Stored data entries
════════════════════
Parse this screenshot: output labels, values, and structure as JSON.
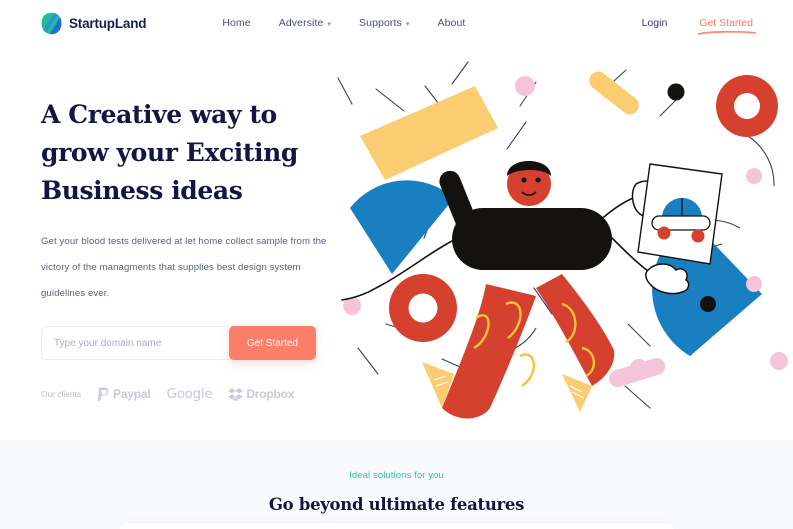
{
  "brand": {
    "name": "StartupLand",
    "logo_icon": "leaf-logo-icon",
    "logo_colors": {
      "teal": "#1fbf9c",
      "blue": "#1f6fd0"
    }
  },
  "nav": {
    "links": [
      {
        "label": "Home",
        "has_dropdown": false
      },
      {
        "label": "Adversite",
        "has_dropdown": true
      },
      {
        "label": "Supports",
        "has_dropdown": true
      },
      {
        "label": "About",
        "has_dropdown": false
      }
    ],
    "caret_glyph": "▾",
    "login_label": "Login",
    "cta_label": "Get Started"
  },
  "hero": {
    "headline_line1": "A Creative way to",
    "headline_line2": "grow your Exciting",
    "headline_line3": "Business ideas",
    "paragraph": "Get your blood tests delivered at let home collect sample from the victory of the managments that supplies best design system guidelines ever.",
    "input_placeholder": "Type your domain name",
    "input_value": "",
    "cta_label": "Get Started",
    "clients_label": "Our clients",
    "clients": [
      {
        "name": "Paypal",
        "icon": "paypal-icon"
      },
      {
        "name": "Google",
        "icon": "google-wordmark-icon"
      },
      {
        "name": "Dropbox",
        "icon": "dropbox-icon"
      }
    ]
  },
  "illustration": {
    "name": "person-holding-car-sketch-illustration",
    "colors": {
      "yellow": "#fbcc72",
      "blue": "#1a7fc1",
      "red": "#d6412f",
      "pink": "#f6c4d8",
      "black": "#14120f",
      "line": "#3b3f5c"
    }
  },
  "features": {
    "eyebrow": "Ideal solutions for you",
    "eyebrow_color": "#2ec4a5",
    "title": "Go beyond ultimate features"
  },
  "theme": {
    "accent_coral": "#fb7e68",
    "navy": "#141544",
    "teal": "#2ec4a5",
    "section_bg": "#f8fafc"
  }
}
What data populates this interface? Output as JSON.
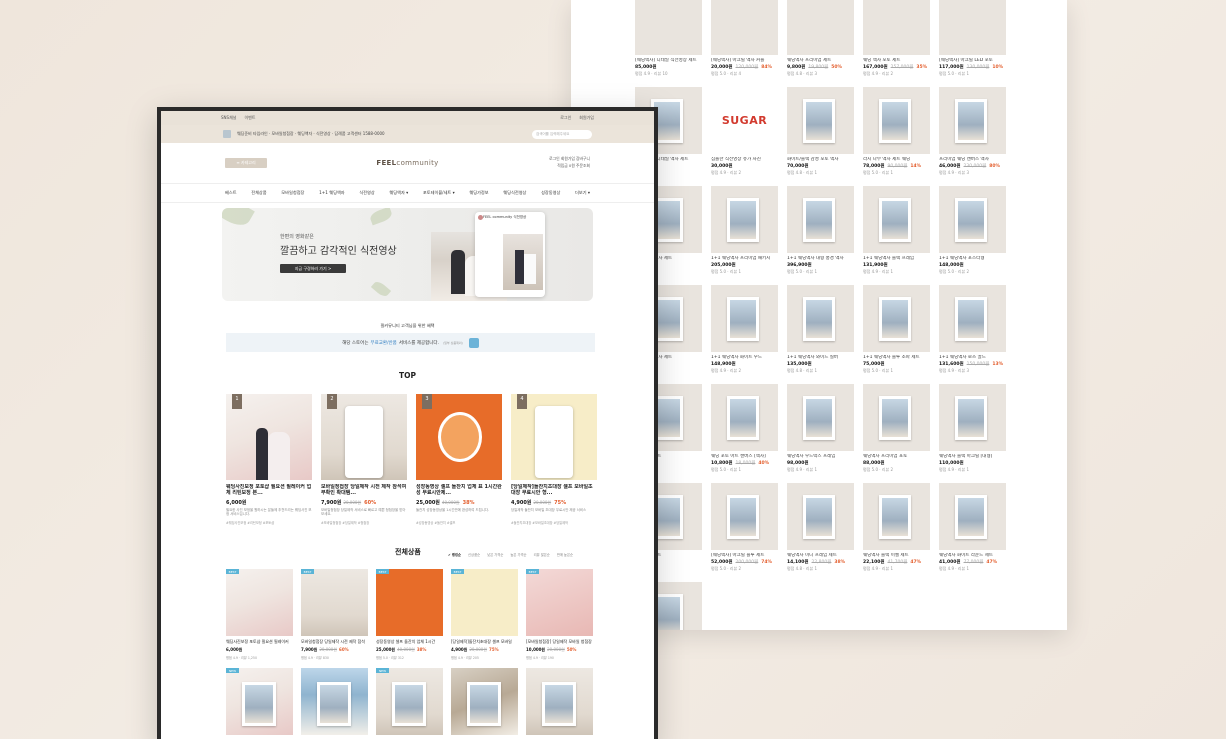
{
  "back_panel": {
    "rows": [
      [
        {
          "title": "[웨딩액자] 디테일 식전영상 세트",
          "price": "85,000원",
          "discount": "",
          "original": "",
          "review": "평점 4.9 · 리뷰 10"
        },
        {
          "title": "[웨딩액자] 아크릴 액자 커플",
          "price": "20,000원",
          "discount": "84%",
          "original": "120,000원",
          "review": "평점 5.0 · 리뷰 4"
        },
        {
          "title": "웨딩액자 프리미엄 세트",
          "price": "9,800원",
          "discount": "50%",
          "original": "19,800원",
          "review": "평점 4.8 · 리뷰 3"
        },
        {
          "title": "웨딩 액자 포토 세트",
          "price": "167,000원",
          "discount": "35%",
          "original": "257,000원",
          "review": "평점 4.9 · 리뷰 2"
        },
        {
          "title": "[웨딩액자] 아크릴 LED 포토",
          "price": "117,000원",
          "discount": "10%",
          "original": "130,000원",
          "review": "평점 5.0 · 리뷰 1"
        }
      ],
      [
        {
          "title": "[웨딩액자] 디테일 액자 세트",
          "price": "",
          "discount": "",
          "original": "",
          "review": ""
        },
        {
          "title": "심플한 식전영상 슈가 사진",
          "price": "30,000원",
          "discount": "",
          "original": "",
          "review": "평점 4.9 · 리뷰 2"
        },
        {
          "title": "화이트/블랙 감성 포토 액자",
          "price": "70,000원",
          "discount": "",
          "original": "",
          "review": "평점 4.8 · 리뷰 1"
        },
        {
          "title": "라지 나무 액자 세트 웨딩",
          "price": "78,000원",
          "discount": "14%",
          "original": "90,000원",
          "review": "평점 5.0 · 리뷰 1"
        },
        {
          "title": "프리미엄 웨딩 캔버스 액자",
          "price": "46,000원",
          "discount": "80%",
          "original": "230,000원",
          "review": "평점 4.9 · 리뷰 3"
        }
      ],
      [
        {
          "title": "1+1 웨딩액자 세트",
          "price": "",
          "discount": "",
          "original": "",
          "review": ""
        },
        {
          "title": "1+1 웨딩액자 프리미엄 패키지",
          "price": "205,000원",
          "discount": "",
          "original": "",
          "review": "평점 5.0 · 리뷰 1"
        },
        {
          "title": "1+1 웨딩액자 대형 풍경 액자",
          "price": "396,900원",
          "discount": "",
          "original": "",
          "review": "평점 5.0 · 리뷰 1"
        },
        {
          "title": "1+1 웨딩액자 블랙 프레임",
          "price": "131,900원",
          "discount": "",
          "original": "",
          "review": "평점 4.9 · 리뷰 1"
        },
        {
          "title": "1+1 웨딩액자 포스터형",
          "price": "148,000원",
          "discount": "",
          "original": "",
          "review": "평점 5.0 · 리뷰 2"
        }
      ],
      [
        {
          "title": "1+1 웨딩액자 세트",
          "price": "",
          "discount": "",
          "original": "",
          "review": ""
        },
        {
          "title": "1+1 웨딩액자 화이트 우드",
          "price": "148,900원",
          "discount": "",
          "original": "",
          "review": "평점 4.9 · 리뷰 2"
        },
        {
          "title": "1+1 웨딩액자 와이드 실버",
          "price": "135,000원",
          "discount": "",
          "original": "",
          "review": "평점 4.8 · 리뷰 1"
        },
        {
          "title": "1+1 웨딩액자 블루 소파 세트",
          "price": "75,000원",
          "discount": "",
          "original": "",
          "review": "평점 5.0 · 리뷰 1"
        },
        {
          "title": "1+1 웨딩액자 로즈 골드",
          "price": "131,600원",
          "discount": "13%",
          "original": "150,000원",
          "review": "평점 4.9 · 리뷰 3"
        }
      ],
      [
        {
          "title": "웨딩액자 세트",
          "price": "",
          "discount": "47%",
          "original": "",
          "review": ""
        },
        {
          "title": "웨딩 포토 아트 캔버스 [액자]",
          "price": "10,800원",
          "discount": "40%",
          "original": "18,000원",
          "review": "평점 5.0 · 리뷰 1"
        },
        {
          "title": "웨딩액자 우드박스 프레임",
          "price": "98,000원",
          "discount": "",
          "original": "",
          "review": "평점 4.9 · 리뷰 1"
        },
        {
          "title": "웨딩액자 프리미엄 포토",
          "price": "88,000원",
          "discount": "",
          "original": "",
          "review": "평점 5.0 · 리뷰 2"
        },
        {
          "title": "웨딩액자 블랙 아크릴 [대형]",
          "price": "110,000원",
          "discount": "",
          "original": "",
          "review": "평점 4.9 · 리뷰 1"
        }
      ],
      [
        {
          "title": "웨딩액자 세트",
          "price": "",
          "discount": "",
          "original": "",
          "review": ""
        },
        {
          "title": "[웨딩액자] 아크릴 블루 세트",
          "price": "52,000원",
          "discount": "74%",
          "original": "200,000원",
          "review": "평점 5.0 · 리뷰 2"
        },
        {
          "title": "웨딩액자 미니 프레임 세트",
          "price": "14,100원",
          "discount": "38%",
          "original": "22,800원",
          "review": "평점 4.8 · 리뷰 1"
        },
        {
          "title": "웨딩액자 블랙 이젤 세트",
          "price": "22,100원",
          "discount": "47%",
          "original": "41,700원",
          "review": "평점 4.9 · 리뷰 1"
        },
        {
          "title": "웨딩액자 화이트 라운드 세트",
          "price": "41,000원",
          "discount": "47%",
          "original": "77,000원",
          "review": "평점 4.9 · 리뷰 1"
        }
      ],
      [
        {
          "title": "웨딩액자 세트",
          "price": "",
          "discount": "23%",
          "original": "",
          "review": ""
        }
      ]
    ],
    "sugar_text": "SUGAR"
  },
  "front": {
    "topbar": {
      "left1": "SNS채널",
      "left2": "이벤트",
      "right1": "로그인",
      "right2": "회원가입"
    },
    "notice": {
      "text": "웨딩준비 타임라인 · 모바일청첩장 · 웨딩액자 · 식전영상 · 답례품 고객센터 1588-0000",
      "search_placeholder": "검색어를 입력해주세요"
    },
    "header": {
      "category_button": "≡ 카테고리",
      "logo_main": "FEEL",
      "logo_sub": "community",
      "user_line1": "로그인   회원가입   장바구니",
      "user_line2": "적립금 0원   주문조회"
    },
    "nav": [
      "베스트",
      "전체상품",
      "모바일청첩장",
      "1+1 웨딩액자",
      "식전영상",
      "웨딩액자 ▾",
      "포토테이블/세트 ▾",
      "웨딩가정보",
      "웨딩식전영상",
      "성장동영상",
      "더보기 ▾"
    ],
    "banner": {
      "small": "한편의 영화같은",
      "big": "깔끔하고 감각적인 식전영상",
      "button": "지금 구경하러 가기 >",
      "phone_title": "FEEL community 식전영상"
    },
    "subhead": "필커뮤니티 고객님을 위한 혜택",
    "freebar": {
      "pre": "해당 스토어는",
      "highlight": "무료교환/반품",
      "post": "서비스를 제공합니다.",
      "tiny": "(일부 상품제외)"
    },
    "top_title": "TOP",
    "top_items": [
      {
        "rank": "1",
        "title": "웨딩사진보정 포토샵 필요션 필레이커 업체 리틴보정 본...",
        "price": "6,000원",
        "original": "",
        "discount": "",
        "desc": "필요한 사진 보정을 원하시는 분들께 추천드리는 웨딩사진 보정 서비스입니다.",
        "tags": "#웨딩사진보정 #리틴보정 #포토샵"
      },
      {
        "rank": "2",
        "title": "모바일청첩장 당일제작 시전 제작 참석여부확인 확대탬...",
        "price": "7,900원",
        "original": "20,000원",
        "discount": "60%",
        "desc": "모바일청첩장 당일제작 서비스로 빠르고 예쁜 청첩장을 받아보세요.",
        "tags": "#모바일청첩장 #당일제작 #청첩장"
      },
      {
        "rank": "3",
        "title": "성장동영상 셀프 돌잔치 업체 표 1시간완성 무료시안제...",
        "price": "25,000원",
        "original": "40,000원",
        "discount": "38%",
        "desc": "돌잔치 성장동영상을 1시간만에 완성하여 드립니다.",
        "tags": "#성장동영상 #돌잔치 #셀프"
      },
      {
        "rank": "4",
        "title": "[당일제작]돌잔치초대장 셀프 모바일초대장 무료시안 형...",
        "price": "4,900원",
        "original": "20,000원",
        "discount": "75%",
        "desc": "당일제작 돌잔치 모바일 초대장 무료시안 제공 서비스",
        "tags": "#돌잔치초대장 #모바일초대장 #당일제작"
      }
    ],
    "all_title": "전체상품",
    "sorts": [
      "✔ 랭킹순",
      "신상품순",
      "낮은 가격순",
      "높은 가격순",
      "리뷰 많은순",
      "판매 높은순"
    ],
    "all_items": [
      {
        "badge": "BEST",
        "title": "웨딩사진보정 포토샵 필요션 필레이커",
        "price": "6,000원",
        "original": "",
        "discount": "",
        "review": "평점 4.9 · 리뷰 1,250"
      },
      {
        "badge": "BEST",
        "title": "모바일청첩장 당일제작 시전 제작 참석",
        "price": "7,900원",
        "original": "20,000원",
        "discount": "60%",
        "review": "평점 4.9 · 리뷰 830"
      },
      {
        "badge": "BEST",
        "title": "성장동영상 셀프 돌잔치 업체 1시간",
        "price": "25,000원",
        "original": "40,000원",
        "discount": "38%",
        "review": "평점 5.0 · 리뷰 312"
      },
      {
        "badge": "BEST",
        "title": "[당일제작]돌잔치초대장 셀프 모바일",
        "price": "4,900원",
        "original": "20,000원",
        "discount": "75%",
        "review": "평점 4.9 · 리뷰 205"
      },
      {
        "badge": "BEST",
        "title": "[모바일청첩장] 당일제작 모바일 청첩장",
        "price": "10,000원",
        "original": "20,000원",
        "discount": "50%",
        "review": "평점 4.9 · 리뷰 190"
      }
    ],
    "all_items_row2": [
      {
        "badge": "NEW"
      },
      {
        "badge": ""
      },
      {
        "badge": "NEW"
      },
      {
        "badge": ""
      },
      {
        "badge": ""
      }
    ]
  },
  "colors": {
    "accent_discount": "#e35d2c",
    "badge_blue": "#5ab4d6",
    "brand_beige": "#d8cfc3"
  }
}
════════════════════
▸ **Exercise requirements**
From the entries above, extract every line where the word "illustration" appears.

▸ **Response**
  "illustration": {
    "name": "person-holding-car-sketch-illustration",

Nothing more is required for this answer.